To do: Copy out every line exactly as given.
______
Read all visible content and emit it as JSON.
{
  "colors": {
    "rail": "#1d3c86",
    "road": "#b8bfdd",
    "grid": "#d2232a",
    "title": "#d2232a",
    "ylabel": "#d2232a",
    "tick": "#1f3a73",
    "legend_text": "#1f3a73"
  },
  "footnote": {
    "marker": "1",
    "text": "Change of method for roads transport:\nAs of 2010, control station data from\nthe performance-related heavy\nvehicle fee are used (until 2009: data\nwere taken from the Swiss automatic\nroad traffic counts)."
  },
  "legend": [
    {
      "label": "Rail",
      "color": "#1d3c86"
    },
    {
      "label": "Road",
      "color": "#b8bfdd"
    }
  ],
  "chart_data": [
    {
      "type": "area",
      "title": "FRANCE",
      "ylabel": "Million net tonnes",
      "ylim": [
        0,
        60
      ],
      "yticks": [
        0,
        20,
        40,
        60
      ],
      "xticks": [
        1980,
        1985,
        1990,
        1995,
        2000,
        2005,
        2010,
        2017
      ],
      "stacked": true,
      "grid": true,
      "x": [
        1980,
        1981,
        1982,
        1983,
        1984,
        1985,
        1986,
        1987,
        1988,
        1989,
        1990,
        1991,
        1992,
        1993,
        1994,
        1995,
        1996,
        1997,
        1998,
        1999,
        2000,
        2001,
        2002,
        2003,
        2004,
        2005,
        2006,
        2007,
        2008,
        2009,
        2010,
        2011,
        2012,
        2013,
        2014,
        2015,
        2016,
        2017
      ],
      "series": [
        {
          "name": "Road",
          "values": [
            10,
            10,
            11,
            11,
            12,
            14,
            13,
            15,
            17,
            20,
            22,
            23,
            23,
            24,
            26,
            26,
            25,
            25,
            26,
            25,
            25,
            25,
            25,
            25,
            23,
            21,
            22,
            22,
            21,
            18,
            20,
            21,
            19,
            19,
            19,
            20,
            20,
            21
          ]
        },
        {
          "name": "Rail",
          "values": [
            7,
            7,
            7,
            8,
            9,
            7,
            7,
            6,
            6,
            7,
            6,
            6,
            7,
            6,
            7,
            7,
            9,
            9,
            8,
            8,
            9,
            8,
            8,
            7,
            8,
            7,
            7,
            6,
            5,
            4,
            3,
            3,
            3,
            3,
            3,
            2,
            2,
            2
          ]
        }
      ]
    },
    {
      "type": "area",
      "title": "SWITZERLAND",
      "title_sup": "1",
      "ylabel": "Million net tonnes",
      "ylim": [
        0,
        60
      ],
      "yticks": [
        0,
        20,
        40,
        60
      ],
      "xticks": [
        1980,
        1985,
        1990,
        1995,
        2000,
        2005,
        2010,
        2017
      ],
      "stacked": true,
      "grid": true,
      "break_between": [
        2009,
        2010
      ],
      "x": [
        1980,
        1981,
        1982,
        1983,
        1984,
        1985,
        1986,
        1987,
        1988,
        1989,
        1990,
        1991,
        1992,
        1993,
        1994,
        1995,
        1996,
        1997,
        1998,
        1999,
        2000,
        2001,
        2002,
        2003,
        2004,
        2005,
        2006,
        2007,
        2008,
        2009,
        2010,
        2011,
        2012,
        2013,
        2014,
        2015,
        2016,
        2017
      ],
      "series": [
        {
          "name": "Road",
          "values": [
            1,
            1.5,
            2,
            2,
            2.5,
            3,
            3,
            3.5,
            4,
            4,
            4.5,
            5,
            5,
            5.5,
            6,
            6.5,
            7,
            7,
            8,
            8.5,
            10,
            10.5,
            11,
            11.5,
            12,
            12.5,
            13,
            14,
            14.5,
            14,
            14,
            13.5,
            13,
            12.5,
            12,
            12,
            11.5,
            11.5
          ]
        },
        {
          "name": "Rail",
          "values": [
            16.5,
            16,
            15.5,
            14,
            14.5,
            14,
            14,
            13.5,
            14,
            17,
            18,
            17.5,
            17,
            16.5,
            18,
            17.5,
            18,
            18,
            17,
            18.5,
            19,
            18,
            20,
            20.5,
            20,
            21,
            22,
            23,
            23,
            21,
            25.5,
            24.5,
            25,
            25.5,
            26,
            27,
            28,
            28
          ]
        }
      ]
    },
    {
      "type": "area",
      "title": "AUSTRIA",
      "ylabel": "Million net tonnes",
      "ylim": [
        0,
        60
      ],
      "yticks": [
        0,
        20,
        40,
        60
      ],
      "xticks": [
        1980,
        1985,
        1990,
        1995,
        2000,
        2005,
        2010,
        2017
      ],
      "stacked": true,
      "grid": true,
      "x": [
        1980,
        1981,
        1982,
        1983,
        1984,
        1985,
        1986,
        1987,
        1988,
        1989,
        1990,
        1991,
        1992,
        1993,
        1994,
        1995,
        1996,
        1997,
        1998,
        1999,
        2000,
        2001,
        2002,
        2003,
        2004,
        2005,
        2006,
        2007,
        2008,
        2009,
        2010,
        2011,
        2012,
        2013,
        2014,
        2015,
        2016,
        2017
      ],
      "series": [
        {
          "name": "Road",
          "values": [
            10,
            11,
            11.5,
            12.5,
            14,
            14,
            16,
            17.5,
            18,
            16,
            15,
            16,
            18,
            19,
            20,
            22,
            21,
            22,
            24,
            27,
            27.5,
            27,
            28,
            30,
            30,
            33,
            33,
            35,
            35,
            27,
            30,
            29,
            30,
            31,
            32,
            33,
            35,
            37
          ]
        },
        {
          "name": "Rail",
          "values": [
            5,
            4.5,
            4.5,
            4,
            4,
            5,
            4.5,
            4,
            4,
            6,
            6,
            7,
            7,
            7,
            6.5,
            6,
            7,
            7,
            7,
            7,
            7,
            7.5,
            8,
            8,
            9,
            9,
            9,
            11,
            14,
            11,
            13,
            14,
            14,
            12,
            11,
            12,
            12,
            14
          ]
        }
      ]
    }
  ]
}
______
Exercise answer:
Read all visible content and emit it as JSON.
{
  "colors": {
    "rail": "#1d3c86",
    "road": "#b8bfdd",
    "grid": "#d2232a",
    "title": "#d2232a",
    "ylabel": "#d2232a",
    "tick": "#1f3a73",
    "legend_text": "#1f3a73"
  },
  "footnote": {
    "marker": "1",
    "text": "Change of method for roads transport:\nAs of 2010, control station data from\nthe performance-related heavy\nvehicle fee are used (until 2009: data\nwere taken from the Swiss automatic\nroad traffic counts)."
  },
  "legend": [
    {
      "label": "Rail",
      "color": "#1d3c86"
    },
    {
      "label": "Road",
      "color": "#b8bfdd"
    }
  ],
  "chart_data": [
    {
      "type": "area",
      "title": "FRANCE",
      "ylabel": "Million net tonnes",
      "ylim": [
        0,
        60
      ],
      "yticks": [
        0,
        20,
        40,
        60
      ],
      "xticks": [
        1980,
        1985,
        1990,
        1995,
        2000,
        2005,
        2010,
        2017
      ],
      "stacked": true,
      "grid": true,
      "x": [
        1980,
        1981,
        1982,
        1983,
        1984,
        1985,
        1986,
        1987,
        1988,
        1989,
        1990,
        1991,
        1992,
        1993,
        1994,
        1995,
        1996,
        1997,
        1998,
        1999,
        2000,
        2001,
        2002,
        2003,
        2004,
        2005,
        2006,
        2007,
        2008,
        2009,
        2010,
        2011,
        2012,
        2013,
        2014,
        2015,
        2016,
        2017
      ],
      "series": [
        {
          "name": "Road",
          "values": [
            10,
            10,
            11,
            11,
            12,
            14,
            13,
            15,
            17,
            20,
            22,
            23,
            23,
            24,
            26,
            26,
            25,
            25,
            26,
            25,
            25,
            25,
            25,
            25,
            23,
            21,
            22,
            22,
            21,
            18,
            20,
            21,
            19,
            19,
            19,
            20,
            20,
            21
          ]
        },
        {
          "name": "Rail",
          "values": [
            7,
            7,
            7,
            8,
            9,
            7,
            7,
            6,
            6,
            7,
            6,
            6,
            7,
            6,
            7,
            7,
            9,
            9,
            8,
            8,
            9,
            8,
            8,
            7,
            8,
            7,
            7,
            6,
            5,
            4,
            3,
            3,
            3,
            3,
            3,
            2,
            2,
            2
          ]
        }
      ]
    },
    {
      "type": "area",
      "title": "SWITZERLAND",
      "title_sup": "1",
      "ylabel": "Million net tonnes",
      "ylim": [
        0,
        60
      ],
      "yticks": [
        0,
        20,
        40,
        60
      ],
      "xticks": [
        1980,
        1985,
        1990,
        1995,
        2000,
        2005,
        2010,
        2017
      ],
      "stacked": true,
      "grid": true,
      "break_between": [
        2009,
        2010
      ],
      "x": [
        1980,
        1981,
        1982,
        1983,
        1984,
        1985,
        1986,
        1987,
        1988,
        1989,
        1990,
        1991,
        1992,
        1993,
        1994,
        1995,
        1996,
        1997,
        1998,
        1999,
        2000,
        2001,
        2002,
        2003,
        2004,
        2005,
        2006,
        2007,
        2008,
        2009,
        2010,
        2011,
        2012,
        2013,
        2014,
        2015,
        2016,
        2017
      ],
      "series": [
        {
          "name": "Road",
          "values": [
            1,
            1.5,
            2,
            2,
            2.5,
            3,
            3,
            3.5,
            4,
            4,
            4.5,
            5,
            5,
            5.5,
            6,
            6.5,
            7,
            7,
            8,
            8.5,
            10,
            10.5,
            11,
            11.5,
            12,
            12.5,
            13,
            14,
            14.5,
            14,
            14,
            13.5,
            13,
            12.5,
            12,
            12,
            11.5,
            11.5
          ]
        },
        {
          "name": "Rail",
          "values": [
            16.5,
            16,
            15.5,
            14,
            14.5,
            14,
            14,
            13.5,
            14,
            17,
            18,
            17.5,
            17,
            16.5,
            18,
            17.5,
            18,
            18,
            17,
            18.5,
            19,
            18,
            20,
            20.5,
            20,
            21,
            22,
            23,
            23,
            21,
            25.5,
            24.5,
            25,
            25.5,
            26,
            27,
            28,
            28
          ]
        }
      ]
    },
    {
      "type": "area",
      "title": "AUSTRIA",
      "ylabel": "Million net tonnes",
      "ylim": [
        0,
        60
      ],
      "yticks": [
        0,
        20,
        40,
        60
      ],
      "xticks": [
        1980,
        1985,
        1990,
        1995,
        2000,
        2005,
        2010,
        2017
      ],
      "stacked": true,
      "grid": true,
      "x": [
        1980,
        1981,
        1982,
        1983,
        1984,
        1985,
        1986,
        1987,
        1988,
        1989,
        1990,
        1991,
        1992,
        1993,
        1994,
        1995,
        1996,
        1997,
        1998,
        1999,
        2000,
        2001,
        2002,
        2003,
        2004,
        2005,
        2006,
        2007,
        2008,
        2009,
        2010,
        2011,
        2012,
        2013,
        2014,
        2015,
        2016,
        2017
      ],
      "series": [
        {
          "name": "Road",
          "values": [
            10,
            11,
            11.5,
            12.5,
            14,
            14,
            16,
            17.5,
            18,
            16,
            15,
            16,
            18,
            19,
            20,
            22,
            21,
            22,
            24,
            27,
            27.5,
            27,
            28,
            30,
            30,
            33,
            33,
            35,
            35,
            27,
            30,
            29,
            30,
            31,
            32,
            33,
            35,
            37
          ]
        },
        {
          "name": "Rail",
          "values": [
            5,
            4.5,
            4.5,
            4,
            4,
            5,
            4.5,
            4,
            4,
            6,
            6,
            7,
            7,
            7,
            6.5,
            6,
            7,
            7,
            7,
            7,
            7,
            7.5,
            8,
            8,
            9,
            9,
            9,
            11,
            14,
            11,
            13,
            14,
            14,
            12,
            11,
            12,
            12,
            14
          ]
        }
      ]
    }
  ]
}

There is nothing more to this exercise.